What to produce – Provide the records once more, identical to the original.

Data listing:

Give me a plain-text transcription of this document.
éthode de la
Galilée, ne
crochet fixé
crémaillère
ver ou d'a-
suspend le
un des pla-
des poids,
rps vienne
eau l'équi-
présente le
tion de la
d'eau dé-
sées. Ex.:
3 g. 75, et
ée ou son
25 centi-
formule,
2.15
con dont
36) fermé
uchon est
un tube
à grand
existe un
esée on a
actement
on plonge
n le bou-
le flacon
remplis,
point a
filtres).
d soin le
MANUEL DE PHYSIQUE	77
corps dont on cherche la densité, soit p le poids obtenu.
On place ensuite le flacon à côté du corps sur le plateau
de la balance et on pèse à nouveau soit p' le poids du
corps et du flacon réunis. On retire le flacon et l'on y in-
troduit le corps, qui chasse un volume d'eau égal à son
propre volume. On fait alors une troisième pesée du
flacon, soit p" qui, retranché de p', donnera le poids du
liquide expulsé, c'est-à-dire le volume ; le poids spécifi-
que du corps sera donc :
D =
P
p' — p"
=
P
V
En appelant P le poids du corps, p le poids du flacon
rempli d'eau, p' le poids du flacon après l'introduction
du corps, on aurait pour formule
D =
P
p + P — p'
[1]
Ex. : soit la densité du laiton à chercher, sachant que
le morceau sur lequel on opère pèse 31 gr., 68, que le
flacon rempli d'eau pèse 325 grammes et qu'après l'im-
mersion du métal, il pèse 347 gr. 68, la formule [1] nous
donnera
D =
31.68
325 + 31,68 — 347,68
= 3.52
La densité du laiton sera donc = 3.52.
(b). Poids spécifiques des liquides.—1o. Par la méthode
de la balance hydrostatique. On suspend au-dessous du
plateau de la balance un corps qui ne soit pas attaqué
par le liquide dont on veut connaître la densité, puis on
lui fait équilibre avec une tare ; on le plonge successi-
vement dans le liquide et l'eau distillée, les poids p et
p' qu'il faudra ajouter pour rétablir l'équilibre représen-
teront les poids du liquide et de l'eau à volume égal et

Complete response –
Give me a plain-text transcription of this document.
éthode de la
Galilée, ne
crochet fixé
crémaillère
ver ou d'a-
suspend le
un des pla-
des poids,
rps vienne
eau l'équi-
présente le
tion de la
d'eau dé-
sées. Ex.:
3 g. 75, et
ée ou son
25 centi-
formule,
2.15
con dont
36) fermé
uchon est
un tube
à grand
existe un
esée on a
actement
on plonge
n le bou-
le flacon
remplis,
point a
filtres).
d soin le
MANUEL DE PHYSIQUE	77
corps dont on cherche la densité, soit p le poids obtenu.
On place ensuite le flacon à côté du corps sur le plateau
de la balance et on pèse à nouveau soit p' le poids du
corps et du flacon réunis. On retire le flacon et l'on y in-
troduit le corps, qui chasse un volume d'eau égal à son
propre volume. On fait alors une troisième pesée du
flacon, soit p" qui, retranché de p', donnera le poids du
liquide expulsé, c'est-à-dire le volume ; le poids spécifi-
que du corps sera donc :
D =
P
p' — p"
=
P
V
En appelant P le poids du corps, p le poids du flacon
rempli d'eau, p' le poids du flacon après l'introduction
du corps, on aurait pour formule
D =
P
p + P — p'
[1]
Ex. : soit la densité du laiton à chercher, sachant que
le morceau sur lequel on opère pèse 31 gr., 68, que le
flacon rempli d'eau pèse 325 grammes et qu'après l'im-
mersion du métal, il pèse 347 gr. 68, la formule [1] nous
donnera
D =
31.68
325 + 31,68 — 347,68
= 3.52
La densité du laiton sera donc = 3.52.
(b). Poids spécifiques des liquides.—1o. Par la méthode
de la balance hydrostatique. On suspend au-dessous du
plateau de la balance un corps qui ne soit pas attaqué
par le liquide dont on veut connaître la densité, puis on
lui fait équilibre avec une tare ; on le plonge successi-
vement dans le liquide et l'eau distillée, les poids p et
p' qu'il faudra ajouter pour rétablir l'équilibre représen-
teront les poids du liquide et de l'eau à volume égal et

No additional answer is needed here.